** begin Entries supplied **

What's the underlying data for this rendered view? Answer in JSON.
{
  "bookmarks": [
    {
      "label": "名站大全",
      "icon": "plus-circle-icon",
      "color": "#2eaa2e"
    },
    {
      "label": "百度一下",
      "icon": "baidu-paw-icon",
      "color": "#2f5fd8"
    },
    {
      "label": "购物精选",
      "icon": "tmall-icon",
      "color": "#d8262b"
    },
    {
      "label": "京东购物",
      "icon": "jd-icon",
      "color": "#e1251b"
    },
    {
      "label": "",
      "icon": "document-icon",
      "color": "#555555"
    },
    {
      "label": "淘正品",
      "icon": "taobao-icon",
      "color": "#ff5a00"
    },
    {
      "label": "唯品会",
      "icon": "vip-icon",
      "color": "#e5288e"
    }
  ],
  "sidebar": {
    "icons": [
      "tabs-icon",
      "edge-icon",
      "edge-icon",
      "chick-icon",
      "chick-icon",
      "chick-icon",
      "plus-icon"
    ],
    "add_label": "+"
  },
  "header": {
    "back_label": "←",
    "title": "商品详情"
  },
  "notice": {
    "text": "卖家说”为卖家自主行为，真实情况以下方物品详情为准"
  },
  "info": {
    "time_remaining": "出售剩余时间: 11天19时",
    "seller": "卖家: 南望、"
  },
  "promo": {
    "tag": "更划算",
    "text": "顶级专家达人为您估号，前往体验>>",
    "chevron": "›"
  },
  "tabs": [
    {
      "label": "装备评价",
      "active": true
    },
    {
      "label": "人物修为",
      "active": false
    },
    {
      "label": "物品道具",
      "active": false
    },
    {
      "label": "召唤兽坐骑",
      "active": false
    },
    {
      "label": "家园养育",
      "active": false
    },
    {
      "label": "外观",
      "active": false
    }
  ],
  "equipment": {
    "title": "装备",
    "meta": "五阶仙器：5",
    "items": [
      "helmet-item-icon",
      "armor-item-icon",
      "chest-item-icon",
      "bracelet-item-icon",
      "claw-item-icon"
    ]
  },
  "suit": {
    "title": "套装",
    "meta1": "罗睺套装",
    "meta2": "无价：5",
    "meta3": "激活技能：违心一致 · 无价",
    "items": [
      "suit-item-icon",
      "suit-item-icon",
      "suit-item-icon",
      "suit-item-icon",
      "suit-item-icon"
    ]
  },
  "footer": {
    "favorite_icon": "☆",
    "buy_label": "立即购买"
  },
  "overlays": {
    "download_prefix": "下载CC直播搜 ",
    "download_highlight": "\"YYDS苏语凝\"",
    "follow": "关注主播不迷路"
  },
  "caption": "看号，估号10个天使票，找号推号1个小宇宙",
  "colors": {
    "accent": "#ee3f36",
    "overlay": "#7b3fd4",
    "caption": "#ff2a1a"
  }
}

** end Entries supplied **
** begin Entries supplied **

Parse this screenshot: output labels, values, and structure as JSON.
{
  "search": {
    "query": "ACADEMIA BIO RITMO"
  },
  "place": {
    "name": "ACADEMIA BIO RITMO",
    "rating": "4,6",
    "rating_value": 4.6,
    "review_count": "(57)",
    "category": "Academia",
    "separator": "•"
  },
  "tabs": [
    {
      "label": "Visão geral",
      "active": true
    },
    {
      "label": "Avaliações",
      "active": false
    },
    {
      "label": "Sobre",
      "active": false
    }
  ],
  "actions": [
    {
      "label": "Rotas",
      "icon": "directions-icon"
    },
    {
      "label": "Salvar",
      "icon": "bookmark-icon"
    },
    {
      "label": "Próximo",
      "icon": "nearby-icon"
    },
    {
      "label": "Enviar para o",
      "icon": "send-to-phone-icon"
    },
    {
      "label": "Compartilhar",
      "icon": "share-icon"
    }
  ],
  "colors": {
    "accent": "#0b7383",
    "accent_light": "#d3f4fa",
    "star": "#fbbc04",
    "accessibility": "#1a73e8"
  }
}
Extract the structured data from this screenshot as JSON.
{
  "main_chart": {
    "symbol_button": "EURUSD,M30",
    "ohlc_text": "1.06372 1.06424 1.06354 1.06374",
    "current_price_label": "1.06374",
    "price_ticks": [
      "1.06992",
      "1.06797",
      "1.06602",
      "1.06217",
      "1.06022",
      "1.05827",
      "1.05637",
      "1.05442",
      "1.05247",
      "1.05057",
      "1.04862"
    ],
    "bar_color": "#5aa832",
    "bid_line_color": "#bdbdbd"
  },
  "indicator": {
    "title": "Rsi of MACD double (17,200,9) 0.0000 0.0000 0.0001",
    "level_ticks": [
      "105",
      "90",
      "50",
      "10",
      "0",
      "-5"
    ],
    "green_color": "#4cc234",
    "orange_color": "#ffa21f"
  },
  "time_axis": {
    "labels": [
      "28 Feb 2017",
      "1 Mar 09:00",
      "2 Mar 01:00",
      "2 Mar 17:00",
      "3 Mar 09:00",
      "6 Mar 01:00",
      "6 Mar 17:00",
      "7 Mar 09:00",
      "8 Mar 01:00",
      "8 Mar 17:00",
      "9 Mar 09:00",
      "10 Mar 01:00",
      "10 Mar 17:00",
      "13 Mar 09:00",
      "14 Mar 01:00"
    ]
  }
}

** end Entries supplied **
** begin Entries supplied **

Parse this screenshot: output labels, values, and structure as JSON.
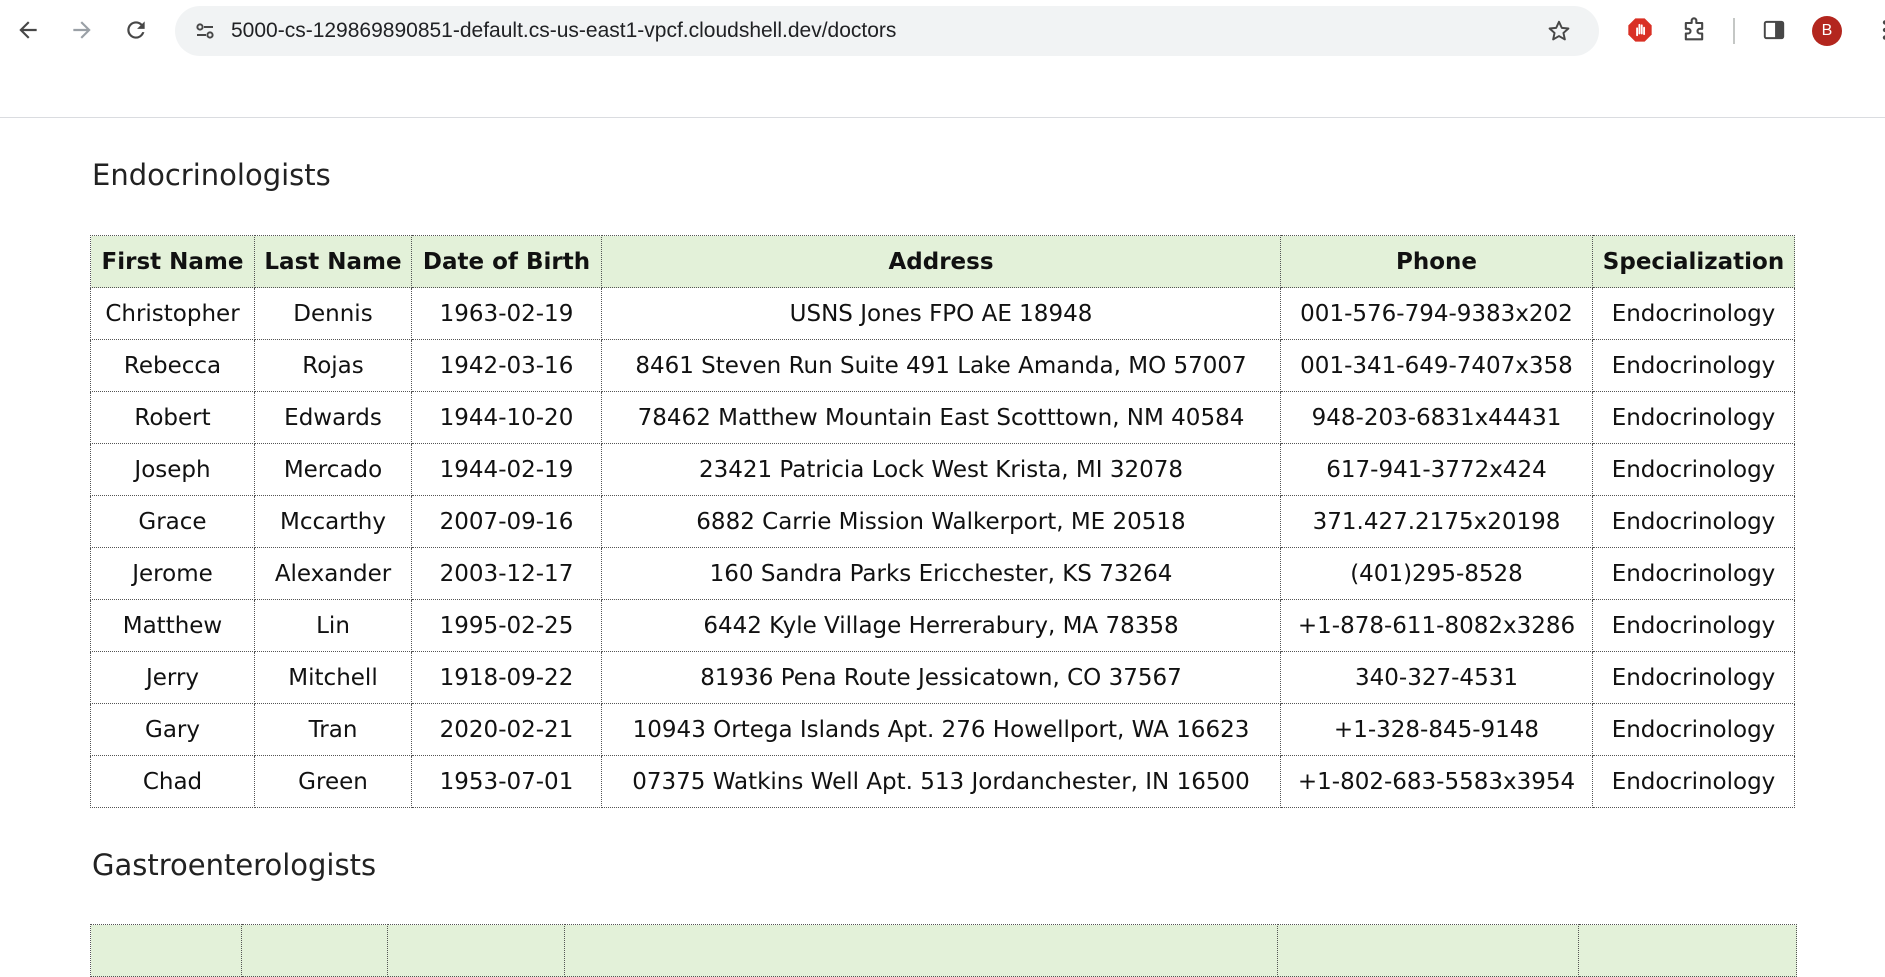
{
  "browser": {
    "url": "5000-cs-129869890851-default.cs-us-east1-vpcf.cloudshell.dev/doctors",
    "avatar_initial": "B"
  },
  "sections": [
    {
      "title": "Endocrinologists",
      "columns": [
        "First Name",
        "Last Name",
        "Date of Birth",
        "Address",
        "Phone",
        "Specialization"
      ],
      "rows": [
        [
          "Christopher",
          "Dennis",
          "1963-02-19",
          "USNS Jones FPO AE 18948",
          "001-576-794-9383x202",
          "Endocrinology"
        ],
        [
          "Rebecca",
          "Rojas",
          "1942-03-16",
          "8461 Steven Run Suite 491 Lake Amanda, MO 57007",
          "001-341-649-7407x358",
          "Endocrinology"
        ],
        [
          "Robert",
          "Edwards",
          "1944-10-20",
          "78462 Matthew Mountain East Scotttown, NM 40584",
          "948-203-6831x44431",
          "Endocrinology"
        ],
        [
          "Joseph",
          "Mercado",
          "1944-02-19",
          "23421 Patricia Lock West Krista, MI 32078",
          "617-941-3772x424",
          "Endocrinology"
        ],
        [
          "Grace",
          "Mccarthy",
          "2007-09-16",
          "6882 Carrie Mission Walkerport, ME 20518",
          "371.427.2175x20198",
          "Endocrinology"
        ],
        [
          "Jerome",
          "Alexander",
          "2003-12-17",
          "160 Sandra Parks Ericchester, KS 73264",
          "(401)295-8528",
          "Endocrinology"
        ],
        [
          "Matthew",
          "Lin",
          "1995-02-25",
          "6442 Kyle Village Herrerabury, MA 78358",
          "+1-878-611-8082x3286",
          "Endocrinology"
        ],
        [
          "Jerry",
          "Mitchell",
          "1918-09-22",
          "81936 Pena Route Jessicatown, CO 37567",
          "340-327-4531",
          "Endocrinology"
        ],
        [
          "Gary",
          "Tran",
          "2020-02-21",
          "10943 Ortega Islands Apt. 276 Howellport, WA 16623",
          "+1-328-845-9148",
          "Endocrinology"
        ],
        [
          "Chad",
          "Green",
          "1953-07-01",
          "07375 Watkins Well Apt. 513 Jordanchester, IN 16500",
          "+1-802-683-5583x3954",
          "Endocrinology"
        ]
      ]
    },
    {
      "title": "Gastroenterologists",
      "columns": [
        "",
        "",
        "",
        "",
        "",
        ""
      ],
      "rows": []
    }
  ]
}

** end Entries supplied **

Copy every line of the listing that includes the string "caption".

* [Correct response]
  "caption": "看号，估号10个天使票，找号推号1个小宇宙",
    "caption": "#ff2a1a"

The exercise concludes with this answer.